_Written instruction A_
Could you transcribe the entries word for word, starting at their first line and going through the line that contains "The material to", both included?

_Selected text_
——

# Property Pres Wizard



## AW27 (May 5, 2013)

Does anyone use this for photo uploads/bids/invoices? We've recently started using it and I'm finding it kind of confusing to use. Say I have 5 CU of debris, do I put that on the invoice or under bids or what?


----------



## PropertyWerX LTD. (Apr 15, 2013)

AW27 said:


> Does anyone use this for photo uploads/bids/invoices? We've recently started using it and I'm finding it kind of confusing to use. Say I have 5 CU of debris, do I put that on the invoice or under bids or what?


Property Pres Wizard, IMO, is by far the easiest to use 3rd party program for file uploads and invoicing. 

If you have 5 cyd debris you put that under the "left side" which is completed work. Right side is "bids" you are suggesting for your client. 

Need anymore information, please let me know.


----------



## ontimepres (Jan 4, 2013)

AW27 I could never go back to my life before I found Property Pres Wizard, it is a life saver! I'm happy to help you with any frustrations you have, if you send me a private message I'll shoot back my phone number.


----------



## hammerhead (Apr 26, 2012)

we are just beginning with it. is there a trick when to go to invoices that you dont have to re type in the the work done?


----------



## JDRM (Apr 16, 2012)

hammerhead said:


> we are just beginning with it. is there a trick when to go to invoices that you dont have to re type in the the work done?


No typing, invoice it right after closing job out, dont wait and invoice later. It takes 1 minute to invoice.


----------



## hammerhead (Apr 26, 2012)

I probably said it wrong. After you finish the pcr and photo stuff then click invoice can you get it to automatically populate the completed work instead of manually adding the work completed again?


----------



## ontimepres (Jan 4, 2013)

——

_Written instruction B_
Can you pick up the forum thread about Property Pres Wizard at the point where it stops and write what follows?

A run of entries:
——

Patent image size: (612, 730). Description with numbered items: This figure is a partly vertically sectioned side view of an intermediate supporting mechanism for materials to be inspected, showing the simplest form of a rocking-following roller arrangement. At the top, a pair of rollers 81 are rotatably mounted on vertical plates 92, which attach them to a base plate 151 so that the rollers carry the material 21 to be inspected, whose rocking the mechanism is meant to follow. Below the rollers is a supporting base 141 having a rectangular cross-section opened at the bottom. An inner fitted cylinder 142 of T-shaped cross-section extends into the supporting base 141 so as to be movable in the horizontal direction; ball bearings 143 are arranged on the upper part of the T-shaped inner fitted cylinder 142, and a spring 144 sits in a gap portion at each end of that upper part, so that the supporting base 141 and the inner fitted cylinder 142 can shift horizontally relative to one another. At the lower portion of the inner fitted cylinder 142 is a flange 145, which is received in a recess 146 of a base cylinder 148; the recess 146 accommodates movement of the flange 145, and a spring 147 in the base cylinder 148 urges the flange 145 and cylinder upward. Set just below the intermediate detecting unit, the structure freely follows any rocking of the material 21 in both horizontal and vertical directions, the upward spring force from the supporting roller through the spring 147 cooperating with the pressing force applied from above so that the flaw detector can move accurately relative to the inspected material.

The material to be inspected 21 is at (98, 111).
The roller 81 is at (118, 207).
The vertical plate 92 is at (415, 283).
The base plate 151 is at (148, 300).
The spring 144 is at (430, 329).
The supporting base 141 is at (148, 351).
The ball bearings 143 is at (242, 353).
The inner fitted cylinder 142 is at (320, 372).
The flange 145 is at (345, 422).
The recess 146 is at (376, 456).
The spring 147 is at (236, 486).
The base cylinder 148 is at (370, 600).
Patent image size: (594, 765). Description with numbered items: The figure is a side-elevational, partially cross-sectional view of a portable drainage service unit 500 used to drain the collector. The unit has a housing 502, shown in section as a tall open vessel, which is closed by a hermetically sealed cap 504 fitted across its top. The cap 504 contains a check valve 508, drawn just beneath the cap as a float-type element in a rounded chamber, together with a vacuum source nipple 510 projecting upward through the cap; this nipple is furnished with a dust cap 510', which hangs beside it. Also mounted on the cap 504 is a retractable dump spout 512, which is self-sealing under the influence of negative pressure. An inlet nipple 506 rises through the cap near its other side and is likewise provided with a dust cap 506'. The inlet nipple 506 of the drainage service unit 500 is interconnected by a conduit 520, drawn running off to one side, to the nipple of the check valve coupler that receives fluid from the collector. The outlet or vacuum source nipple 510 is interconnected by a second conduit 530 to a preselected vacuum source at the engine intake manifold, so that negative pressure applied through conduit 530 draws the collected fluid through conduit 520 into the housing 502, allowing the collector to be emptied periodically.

——

_Final result A_
Patent image size: (612, 730). Description with numbered items: This figure is a partly vertically sectioned side view of an intermediate supporting mechanism for materials to be inspected, showing the simplest form of a rocking-following roller arrangement. At the top, a pair of rollers 81 are rotatably mounted on vertical plates 92, which attach them to a base plate 151 so that the rollers carry the material 21 to be inspected, whose rocking the mechanism is meant to follow. Below the rollers is a supporting base 141 having a rectangular cross-section opened at the bottom. An inner fitted cylinder 142 of T-shaped cross-section extends into the supporting base 141 so as to be movable in the horizontal direction; ball bearings 143 are arranged on the upper part of the T-shaped inner fitted cylinder 142, and a spring 144 sits in a gap portion at each end of that upper part, so that the supporting base 141 and the inner fitted cylinder 142 can shift horizontally relative to one another. At the lower portion of the inner fitted cylinder 142 is a flange 145, which is received in a recess 146 of a base cylinder 148; the recess 146 accommodates movement of the flange 145, and a spring 147 in the base cylinder 148 urges the flange 145 and cylinder upward. Set just below the intermediate detecting unit, the structure freely follows any rocking of the material 21 in both horizontal and vertical directions, the upward spring force from the supporting roller through the spring 147 cooperating with the pressing force applied from above so that the flaw detector can move accurately relative to the inspected material.

The material to be inspected 21 is at (98, 111).

_Final result B_
hammerhead said:


> I probably said it wrong. After you finish the pcr and photo stuff then click invoice can you get it to automatically populate the completed work instead of manually adding the work completed again?


Yes you can! Items you enter as completed on your 'bid/completion items' page will transfer onto your invoice as long as your account is set to do so.

To change that setting:
From the home screen select Admin tab at the top, select 'PPW Settings' at the top, scroll down and check the box next to "Auto transfer completion line items to invoices."

Even if you are starting from the invoice page, you should (or the account holder can) create a pre-set list of items to invoice with prices as well. So, no typing. 

If you do not have access to the Admin section (if you are a user under someone else's account) you might try nicely asking them to do this, it would save time and make everyone happy.


----------



## MUSHERO40 (Oct 20, 2018)

I need help with ppw photo recovery can you help


----------



## Cleanupman (Nov 23, 2012)

Reported earlier on a breach to their website...PPW of course denies this. However, I received several reports of Names & passwords being changed at 2 am Tuesday. All had Autopay feature active....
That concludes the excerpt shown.